GIVEN EXERCISE:
Reproduce the data below, substituting "Caption" for each occurrence of "Description" and leaving everything else unchanged.
[start STORED ROWS]
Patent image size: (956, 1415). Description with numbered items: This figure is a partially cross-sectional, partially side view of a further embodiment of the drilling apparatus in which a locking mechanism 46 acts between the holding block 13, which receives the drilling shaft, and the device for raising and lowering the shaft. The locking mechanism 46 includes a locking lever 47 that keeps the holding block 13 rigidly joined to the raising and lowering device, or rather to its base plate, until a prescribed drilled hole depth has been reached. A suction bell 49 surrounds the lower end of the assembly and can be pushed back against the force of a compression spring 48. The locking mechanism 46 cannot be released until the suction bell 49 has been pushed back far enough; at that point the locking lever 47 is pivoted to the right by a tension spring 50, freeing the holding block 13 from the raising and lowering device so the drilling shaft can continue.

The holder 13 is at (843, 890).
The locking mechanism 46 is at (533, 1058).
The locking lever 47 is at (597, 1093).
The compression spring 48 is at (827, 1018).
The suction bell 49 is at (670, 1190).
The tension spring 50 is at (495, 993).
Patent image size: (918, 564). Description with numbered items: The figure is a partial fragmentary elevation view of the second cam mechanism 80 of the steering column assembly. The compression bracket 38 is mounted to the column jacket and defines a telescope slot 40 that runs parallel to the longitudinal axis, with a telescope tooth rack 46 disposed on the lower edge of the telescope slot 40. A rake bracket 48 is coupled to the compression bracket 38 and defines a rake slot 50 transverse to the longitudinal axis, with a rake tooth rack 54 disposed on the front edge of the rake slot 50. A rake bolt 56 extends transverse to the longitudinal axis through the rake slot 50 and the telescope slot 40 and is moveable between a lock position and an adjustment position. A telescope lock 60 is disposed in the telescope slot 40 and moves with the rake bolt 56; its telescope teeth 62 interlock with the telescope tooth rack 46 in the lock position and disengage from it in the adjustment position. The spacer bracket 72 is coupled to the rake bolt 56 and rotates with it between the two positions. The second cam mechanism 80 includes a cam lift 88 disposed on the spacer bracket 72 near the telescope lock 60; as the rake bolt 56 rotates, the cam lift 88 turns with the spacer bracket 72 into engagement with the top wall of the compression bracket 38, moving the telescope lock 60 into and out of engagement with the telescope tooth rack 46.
[end STORED ROWS]
RESULT OF THE TASK:
Patent image size: (956, 1415). Caption with numbered items: This figure is a partially cross-sectional, partially side view of a further embodiment of the drilling apparatus in which a locking mechanism 46 acts between the holding block 13, which receives the drilling shaft, and the device for raising and lowering the shaft. The locking mechanism 46 includes a locking lever 47 that keeps the holding block 13 rigidly joined to the raising and lowering device, or rather to its base plate, until a prescribed drilled hole depth has been reached. A suction bell 49 surrounds the lower end of the assembly and can be pushed back against the force of a compression spring 48. The locking mechanism 46 cannot be released until the suction bell 49 has been pushed back far enough; at that point the locking lever 47 is pivoted to the right by a tension spring 50, freeing the holding block 13 from the raising and lowering device so the drilling shaft can continue.

The holder 13 is at (843, 890).
The locking mechanism 46 is at (533, 1058).
The locking lever 47 is at (597, 1093).
The compression spring 48 is at (827, 1018).
The suction bell 49 is at (670, 1190).
The tension spring 50 is at (495, 993).
Patent image size: (918, 564). Caption with numbered items: The figure is a partial fragmentary elevation view of the second cam mechanism 80 of the steering column assembly. The compression bracket 38 is mounted to the column jacket and defines a telescope slot 40 that runs parallel to the longitudinal axis, with a telescope tooth rack 46 disposed on the lower edge of the telescope slot 40. A rake bracket 48 is coupled to the compression bracket 38 and defines a rake slot 50 transverse to the longitudinal axis, with a rake tooth rack 54 disposed on the front edge of the rake slot 50. A rake bolt 56 extends transverse to the longitudinal axis through the rake slot 50 and the telescope slot 40 and is moveable between a lock position and an adjustment position. A telescope lock 60 is disposed in the telescope slot 40 and moves with the rake bolt 56; its telescope teeth 62 interlock with the telescope tooth rack 46 in the lock position and disengage from it in the adjustment position. The spacer bracket 72 is coupled to the rake bolt 56 and rotates with it between the two positions. The second cam mechanism 80 includes a cam lift 88 disposed on the spacer bracket 72 near the telescope lock 60; as the rake bolt 56 rotates, the cam lift 88 turns with the spacer bracket 72 into engagement with the top wall of the compression bracket 38, moving the telescope lock 60 into and out of engagement with the telescope tooth rack 46.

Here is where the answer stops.